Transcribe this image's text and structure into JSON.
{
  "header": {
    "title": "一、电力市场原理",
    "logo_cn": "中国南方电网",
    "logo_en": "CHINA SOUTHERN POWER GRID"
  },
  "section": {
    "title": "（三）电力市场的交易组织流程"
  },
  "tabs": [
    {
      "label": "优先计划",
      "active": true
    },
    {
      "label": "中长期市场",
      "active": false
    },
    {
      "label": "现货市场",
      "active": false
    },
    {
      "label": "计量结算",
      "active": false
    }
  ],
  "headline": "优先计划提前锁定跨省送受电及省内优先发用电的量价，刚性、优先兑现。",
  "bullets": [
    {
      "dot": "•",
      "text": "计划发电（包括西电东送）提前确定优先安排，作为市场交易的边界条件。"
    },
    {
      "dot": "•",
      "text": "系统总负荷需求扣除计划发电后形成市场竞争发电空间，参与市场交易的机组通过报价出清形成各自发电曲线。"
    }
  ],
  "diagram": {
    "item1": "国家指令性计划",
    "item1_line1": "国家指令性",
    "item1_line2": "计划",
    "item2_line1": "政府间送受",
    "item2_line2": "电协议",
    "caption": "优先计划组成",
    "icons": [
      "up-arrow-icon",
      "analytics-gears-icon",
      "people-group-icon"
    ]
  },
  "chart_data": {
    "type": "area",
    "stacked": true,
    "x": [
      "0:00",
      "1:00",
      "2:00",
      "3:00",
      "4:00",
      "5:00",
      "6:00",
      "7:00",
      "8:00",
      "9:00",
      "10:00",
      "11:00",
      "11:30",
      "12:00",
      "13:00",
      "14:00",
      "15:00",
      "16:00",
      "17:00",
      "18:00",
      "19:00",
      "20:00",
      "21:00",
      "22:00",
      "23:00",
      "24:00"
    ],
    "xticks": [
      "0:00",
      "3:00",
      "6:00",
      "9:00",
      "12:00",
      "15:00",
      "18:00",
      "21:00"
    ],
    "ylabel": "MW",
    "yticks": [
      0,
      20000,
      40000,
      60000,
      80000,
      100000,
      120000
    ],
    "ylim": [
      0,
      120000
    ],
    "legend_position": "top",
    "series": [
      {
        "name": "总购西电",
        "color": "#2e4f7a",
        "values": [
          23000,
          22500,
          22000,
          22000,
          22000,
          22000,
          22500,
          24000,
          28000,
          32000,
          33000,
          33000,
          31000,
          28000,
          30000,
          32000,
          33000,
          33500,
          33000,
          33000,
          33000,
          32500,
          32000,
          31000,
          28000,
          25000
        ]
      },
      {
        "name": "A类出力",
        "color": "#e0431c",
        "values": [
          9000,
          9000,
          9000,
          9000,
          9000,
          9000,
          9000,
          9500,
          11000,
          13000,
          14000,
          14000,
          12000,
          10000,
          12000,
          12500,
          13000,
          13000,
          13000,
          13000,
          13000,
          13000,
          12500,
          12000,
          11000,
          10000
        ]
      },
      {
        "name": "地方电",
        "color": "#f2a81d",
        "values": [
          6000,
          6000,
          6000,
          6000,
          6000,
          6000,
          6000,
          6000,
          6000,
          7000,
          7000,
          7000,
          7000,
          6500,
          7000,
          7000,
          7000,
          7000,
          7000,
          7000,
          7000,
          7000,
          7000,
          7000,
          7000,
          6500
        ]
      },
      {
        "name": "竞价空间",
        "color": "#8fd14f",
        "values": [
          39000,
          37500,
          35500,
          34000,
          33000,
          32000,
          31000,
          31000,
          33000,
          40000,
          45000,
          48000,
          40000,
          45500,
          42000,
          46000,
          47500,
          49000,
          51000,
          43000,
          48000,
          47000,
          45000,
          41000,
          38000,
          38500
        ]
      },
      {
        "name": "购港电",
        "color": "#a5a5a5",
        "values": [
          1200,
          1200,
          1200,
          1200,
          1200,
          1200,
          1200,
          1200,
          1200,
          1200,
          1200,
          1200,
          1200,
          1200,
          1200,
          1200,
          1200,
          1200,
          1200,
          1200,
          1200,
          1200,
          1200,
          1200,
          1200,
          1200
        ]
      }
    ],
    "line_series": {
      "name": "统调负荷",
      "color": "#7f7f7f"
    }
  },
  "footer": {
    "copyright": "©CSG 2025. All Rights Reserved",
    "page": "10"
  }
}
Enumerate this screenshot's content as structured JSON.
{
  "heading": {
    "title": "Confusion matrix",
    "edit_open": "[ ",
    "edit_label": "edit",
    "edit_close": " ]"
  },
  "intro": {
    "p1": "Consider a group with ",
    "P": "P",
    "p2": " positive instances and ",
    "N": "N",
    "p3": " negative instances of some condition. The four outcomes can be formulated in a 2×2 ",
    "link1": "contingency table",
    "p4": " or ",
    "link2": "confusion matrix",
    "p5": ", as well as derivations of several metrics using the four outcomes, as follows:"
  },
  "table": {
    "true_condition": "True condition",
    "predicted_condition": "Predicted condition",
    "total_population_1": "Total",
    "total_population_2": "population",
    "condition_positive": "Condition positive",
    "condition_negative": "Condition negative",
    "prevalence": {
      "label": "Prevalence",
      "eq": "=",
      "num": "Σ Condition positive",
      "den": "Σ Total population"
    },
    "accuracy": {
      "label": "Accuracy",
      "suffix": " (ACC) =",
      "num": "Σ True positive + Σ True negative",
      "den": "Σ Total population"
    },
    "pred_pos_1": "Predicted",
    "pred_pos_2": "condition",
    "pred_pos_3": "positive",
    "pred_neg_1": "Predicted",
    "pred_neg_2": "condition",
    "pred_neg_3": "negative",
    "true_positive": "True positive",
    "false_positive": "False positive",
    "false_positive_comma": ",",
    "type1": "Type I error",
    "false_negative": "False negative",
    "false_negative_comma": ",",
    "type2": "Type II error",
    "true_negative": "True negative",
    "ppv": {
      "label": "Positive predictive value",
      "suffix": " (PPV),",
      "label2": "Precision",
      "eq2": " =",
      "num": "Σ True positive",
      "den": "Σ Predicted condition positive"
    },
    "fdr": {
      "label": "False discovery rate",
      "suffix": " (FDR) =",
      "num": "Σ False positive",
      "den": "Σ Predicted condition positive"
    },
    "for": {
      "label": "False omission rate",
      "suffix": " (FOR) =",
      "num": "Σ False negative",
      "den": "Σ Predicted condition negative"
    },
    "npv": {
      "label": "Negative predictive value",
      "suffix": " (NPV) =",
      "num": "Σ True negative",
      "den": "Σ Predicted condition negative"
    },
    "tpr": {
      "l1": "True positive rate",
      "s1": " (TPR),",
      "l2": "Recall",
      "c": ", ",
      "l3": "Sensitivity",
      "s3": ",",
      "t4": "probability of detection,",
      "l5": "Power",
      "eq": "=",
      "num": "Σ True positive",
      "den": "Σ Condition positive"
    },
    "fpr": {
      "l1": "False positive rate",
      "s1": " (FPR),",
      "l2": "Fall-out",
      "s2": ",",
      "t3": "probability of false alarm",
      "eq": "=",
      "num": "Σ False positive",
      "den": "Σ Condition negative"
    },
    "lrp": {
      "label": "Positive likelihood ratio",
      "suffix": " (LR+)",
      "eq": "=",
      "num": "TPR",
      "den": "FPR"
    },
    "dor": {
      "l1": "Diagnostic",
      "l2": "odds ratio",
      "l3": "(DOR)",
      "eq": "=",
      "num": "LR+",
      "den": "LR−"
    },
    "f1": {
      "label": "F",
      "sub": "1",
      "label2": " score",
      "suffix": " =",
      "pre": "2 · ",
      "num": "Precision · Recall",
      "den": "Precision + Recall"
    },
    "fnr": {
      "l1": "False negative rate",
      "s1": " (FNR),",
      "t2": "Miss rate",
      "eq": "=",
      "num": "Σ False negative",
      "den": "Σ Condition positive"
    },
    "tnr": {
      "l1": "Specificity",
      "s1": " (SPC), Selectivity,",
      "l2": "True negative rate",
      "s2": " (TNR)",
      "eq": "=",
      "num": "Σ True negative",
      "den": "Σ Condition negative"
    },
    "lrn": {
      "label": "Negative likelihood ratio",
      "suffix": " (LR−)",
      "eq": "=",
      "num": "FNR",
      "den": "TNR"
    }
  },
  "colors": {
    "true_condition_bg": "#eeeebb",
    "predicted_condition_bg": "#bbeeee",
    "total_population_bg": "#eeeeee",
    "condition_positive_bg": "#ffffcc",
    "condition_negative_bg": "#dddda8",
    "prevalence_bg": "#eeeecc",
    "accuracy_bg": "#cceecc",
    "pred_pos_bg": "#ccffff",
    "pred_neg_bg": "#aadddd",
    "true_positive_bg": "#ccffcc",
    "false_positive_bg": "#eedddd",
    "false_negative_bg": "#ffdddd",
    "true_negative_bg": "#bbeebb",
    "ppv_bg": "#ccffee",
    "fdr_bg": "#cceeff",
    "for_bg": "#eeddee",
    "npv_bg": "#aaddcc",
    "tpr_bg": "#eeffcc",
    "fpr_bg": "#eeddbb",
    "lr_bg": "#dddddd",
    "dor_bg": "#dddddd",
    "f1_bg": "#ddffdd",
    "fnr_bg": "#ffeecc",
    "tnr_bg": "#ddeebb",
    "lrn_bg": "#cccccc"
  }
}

# [Work instructions]
Among the lines of the records above, count those holding the string "this", and report only the number.

# [Answer]
2